Exercise aim
Lines that contain the string "Scanning" are to be copied; leave out all others.

Material provided
»»

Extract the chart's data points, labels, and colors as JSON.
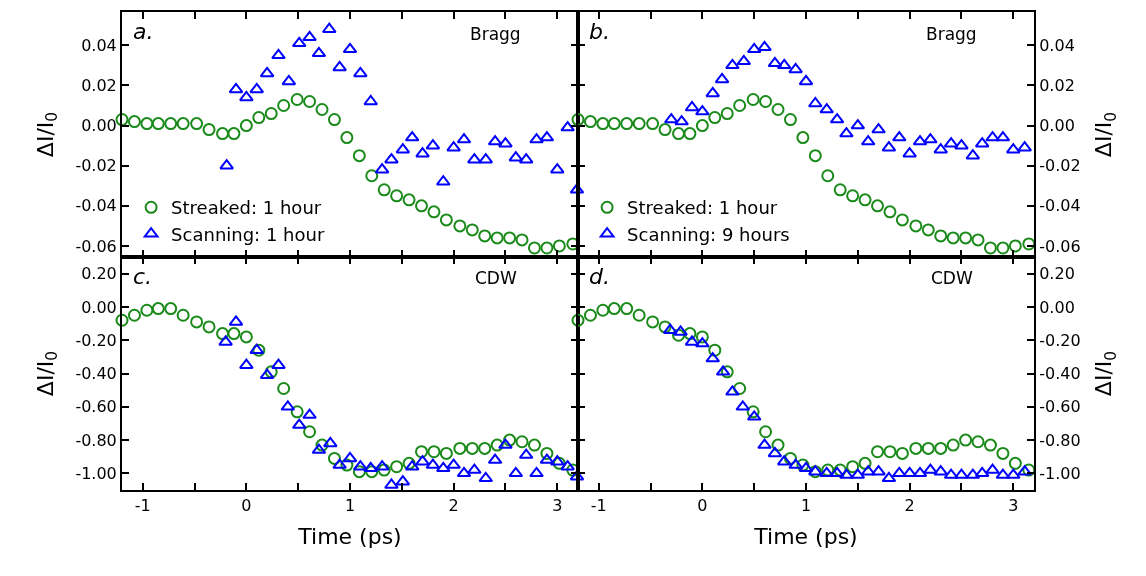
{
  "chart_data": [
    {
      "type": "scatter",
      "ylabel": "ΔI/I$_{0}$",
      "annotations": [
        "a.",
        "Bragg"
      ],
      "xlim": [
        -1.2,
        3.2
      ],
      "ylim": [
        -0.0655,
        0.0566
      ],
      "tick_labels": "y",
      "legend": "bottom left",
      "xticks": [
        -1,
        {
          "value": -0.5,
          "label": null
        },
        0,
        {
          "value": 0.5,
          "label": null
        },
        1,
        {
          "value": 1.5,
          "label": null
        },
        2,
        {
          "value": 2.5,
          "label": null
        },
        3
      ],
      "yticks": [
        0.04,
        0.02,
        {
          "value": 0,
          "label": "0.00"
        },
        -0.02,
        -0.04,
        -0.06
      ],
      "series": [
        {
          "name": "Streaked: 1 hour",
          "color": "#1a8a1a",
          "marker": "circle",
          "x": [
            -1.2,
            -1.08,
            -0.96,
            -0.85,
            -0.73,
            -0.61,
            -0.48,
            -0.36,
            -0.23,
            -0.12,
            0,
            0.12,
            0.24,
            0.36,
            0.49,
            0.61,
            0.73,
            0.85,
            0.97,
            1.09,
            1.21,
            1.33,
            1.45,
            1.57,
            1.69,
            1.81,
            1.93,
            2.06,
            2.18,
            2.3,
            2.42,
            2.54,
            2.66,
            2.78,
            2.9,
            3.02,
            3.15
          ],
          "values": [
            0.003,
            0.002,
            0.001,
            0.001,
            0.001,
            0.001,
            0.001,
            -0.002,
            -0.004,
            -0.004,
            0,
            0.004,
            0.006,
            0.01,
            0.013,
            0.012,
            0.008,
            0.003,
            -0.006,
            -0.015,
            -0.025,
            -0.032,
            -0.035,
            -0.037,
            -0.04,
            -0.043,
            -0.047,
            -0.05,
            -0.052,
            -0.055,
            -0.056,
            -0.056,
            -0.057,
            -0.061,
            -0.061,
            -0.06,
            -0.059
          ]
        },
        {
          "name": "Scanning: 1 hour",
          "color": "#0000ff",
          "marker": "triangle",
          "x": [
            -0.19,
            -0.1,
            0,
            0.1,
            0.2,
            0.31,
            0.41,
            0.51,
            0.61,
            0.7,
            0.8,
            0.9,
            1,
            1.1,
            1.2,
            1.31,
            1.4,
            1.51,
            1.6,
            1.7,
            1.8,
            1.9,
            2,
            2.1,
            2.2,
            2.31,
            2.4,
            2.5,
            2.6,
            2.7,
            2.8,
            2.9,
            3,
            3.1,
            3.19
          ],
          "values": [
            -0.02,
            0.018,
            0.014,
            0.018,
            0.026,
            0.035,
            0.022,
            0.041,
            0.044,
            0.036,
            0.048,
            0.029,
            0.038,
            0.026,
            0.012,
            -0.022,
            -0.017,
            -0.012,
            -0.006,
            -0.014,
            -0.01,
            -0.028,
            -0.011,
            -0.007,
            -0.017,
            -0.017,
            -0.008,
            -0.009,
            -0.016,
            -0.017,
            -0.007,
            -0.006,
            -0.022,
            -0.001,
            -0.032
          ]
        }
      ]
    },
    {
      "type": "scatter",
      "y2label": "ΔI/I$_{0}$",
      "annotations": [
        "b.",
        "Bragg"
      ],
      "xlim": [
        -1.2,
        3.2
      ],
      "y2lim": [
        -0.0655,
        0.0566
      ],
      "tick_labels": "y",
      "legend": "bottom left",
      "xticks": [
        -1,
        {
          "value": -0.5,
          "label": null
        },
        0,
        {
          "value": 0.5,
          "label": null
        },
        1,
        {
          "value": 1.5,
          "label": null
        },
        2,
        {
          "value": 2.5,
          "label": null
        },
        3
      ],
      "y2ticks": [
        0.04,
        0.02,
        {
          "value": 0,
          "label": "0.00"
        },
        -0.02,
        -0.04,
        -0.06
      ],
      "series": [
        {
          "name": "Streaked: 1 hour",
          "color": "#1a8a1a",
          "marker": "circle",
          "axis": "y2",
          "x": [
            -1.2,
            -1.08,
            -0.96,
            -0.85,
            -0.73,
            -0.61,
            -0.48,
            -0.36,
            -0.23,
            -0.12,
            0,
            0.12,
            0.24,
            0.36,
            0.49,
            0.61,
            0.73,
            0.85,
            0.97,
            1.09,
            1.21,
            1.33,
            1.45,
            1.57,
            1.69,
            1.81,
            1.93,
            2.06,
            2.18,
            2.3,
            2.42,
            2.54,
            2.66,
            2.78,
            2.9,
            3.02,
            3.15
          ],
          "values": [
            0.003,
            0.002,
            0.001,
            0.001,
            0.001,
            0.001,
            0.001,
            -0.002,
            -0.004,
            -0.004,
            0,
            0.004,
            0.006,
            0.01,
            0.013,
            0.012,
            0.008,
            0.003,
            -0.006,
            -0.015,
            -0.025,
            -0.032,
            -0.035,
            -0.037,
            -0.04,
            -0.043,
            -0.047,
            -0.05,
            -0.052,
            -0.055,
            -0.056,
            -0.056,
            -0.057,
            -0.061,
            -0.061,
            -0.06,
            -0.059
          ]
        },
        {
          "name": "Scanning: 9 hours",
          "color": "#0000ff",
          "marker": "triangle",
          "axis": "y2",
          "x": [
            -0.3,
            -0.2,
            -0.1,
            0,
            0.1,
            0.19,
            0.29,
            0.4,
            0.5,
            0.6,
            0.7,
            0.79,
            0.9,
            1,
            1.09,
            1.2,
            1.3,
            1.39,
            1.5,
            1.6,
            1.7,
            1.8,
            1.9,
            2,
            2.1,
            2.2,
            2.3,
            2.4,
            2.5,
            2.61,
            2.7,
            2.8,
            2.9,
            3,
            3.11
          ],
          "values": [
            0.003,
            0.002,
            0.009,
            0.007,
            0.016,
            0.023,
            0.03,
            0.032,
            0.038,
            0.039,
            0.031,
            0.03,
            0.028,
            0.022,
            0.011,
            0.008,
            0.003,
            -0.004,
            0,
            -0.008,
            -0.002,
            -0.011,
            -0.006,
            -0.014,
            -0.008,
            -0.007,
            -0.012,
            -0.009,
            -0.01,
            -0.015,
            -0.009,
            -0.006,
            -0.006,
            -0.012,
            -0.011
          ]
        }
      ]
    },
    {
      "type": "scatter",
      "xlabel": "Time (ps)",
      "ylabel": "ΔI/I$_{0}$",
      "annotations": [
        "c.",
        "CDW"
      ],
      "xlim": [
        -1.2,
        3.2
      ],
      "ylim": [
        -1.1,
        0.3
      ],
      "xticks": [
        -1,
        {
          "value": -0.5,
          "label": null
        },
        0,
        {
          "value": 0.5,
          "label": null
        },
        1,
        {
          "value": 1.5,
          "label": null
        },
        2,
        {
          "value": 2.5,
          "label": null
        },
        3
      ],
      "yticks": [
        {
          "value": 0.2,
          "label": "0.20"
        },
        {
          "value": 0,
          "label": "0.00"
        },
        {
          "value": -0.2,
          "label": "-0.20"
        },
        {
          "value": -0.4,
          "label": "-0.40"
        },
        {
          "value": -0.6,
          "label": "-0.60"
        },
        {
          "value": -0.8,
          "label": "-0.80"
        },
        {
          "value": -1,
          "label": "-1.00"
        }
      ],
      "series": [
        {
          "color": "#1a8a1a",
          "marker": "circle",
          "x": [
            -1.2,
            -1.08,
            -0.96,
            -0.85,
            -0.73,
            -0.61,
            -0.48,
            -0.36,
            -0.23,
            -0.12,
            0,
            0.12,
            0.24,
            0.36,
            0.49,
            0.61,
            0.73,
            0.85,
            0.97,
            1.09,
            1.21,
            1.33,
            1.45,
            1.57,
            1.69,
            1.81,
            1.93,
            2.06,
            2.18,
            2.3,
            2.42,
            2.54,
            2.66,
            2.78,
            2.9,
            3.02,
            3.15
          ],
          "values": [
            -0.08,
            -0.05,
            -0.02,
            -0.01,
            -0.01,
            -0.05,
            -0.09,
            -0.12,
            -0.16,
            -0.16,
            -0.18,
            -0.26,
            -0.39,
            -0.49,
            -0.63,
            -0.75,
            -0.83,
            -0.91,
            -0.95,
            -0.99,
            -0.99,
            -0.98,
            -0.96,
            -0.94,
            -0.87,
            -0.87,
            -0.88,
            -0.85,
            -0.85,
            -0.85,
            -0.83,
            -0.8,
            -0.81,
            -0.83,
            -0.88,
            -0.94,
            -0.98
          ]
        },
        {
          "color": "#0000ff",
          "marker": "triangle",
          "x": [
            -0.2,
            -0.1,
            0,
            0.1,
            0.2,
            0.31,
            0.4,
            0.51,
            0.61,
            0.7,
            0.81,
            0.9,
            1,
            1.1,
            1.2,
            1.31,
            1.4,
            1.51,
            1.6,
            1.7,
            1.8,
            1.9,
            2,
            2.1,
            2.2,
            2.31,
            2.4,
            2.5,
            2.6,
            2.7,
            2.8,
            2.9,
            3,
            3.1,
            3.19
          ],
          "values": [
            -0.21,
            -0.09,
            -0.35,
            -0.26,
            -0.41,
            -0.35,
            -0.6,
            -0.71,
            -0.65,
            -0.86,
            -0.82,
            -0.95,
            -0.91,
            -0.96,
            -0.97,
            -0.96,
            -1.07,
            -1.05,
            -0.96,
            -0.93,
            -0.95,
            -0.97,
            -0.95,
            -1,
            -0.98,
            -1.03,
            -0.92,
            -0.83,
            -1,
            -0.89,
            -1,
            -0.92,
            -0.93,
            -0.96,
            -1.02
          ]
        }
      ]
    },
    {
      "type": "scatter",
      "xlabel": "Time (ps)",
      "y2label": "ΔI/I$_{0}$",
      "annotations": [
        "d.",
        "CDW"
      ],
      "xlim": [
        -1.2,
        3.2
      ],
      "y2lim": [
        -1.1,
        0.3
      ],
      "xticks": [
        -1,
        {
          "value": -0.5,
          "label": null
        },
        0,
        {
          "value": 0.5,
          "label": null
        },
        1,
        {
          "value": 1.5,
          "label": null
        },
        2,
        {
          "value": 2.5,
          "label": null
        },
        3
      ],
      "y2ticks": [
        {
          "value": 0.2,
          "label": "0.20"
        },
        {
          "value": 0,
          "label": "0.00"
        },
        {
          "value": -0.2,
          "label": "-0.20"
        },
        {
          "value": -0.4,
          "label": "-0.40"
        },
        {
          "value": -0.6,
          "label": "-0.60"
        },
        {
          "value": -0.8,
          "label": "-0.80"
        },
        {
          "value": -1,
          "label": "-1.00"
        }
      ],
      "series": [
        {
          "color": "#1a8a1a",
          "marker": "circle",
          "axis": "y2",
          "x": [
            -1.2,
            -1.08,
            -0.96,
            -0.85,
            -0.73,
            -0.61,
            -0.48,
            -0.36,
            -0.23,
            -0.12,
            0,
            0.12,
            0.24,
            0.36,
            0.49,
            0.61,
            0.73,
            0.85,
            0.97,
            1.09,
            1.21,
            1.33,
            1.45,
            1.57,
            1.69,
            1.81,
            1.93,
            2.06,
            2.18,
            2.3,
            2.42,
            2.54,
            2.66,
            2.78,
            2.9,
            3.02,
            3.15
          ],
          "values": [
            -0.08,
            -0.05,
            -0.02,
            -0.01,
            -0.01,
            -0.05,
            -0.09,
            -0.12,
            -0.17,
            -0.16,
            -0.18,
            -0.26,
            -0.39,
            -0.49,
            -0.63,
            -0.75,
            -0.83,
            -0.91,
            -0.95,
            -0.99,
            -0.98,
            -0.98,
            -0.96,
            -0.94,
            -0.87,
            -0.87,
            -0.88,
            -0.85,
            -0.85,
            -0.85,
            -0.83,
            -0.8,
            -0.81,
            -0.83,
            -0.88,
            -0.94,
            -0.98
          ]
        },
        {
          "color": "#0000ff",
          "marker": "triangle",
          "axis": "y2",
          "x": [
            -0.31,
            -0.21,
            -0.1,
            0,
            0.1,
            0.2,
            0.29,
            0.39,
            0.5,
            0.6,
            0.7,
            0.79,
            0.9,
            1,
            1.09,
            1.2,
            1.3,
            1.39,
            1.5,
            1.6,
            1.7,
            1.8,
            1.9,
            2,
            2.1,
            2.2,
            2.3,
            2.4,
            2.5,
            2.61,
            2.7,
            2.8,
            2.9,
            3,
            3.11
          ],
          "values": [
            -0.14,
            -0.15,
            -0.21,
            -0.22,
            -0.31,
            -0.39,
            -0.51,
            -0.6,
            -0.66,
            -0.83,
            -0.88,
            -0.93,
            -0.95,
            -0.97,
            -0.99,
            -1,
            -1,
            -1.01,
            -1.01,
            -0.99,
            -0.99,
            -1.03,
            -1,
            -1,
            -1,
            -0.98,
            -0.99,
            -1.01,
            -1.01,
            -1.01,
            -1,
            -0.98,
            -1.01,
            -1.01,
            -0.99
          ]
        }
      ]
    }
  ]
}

««

Finished task
          "name": "Scanning: 1 hour",
          "name": "Scanning: 9 hours",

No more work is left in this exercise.